**Given data:**
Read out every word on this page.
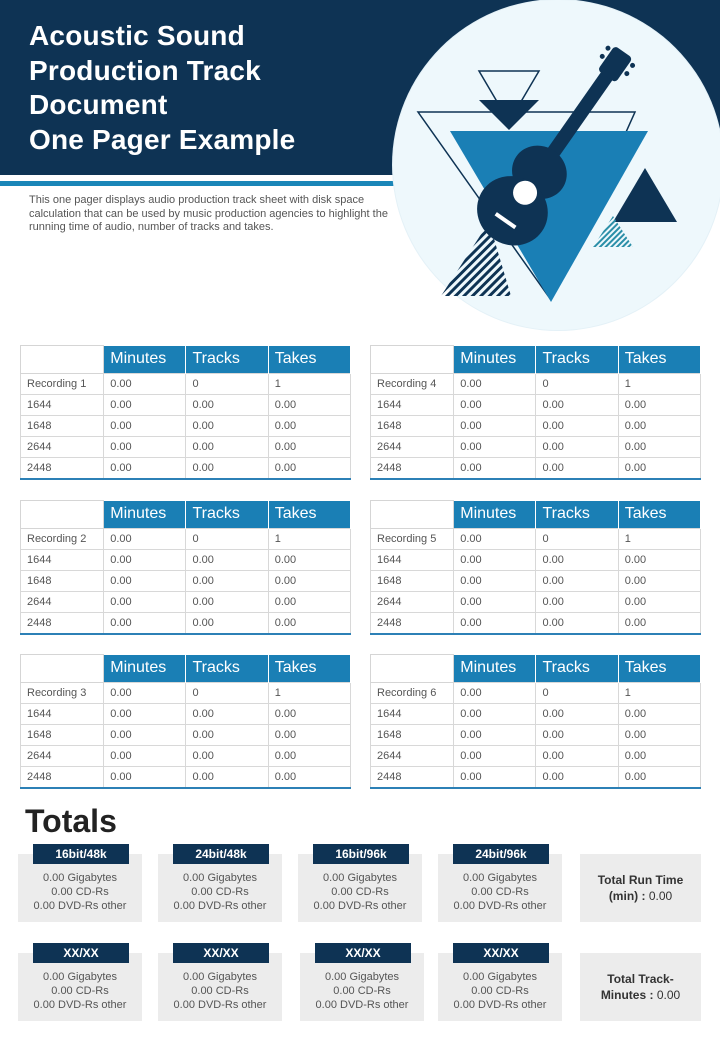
Acoustic Sound
Production Track
Document
One Pager Example
This one pager displays audio production track sheet with disk space calculation that can be used by music production agencies to highlight the running time of audio, number of tracks and takes.
	Minutes	Tracks	Takes
Recording 1	0.00	0	1
1644	0.00	0.00	0.00
1648	0.00	0.00	0.00
2644	0.00	0.00	0.00
2448	0.00	0.00	0.00
	Minutes	Tracks	Takes
Recording 4	0.00	0	1
1644	0.00	0.00	0.00
1648	0.00	0.00	0.00
2644	0.00	0.00	0.00
2448	0.00	0.00	0.00
	Minutes	Tracks	Takes
Recording 2	0.00	0	1
1644	0.00	0.00	0.00
1648	0.00	0.00	0.00
2644	0.00	0.00	0.00
2448	0.00	0.00	0.00
	Minutes	Tracks	Takes
Recording 5	0.00	0	1
1644	0.00	0.00	0.00
1648	0.00	0.00	0.00
2644	0.00	0.00	0.00
2448	0.00	0.00	0.00
	Minutes	Tracks	Takes
Recording 3	0.00	0	1
1644	0.00	0.00	0.00
1648	0.00	0.00	0.00
2644	0.00	0.00	0.00
2448	0.00	0.00	0.00
	Minutes	Tracks	Takes
Recording 6	0.00	0	1
1644	0.00	0.00	0.00
1648	0.00	0.00	0.00
2644	0.00	0.00	0.00
2448	0.00	0.00	0.00
Totals
16bit/48k
0.00 Gigabytes
0.00 CD-Rs
0.00 DVD-Rs other
24bit/48k
0.00 Gigabytes
0.00 CD-Rs
0.00 DVD-Rs other
16bit/96k
0.00 Gigabytes
0.00 CD-Rs
0.00 DVD-Rs other
24bit/96k
0.00 Gigabytes
0.00 CD-Rs
0.00 DVD-Rs other
Total Run Time
(min) : 0.00
XX/XX
0.00 Gigabytes
0.00 CD-Rs
0.00 DVD-Rs other
XX/XX
0.00 Gigabytes
0.00 CD-Rs
0.00 DVD-Rs other
XX/XX
0.00 Gigabytes
0.00 CD-Rs
0.00 DVD-Rs other
XX/XX
0.00 Gigabytes
0.00 CD-Rs
0.00 DVD-Rs other
Total Track-
Minutes : 0.00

**Aim:** Select from the material above each line in which the string "Recording" appears, and list those lines.

**Right answer:**
Recording 1	0.00	0	1
Recording 4	0.00	0	1
Recording 2	0.00	0	1
Recording 5	0.00	0	1
Recording 3	0.00	0	1
Recording 6	0.00	0	1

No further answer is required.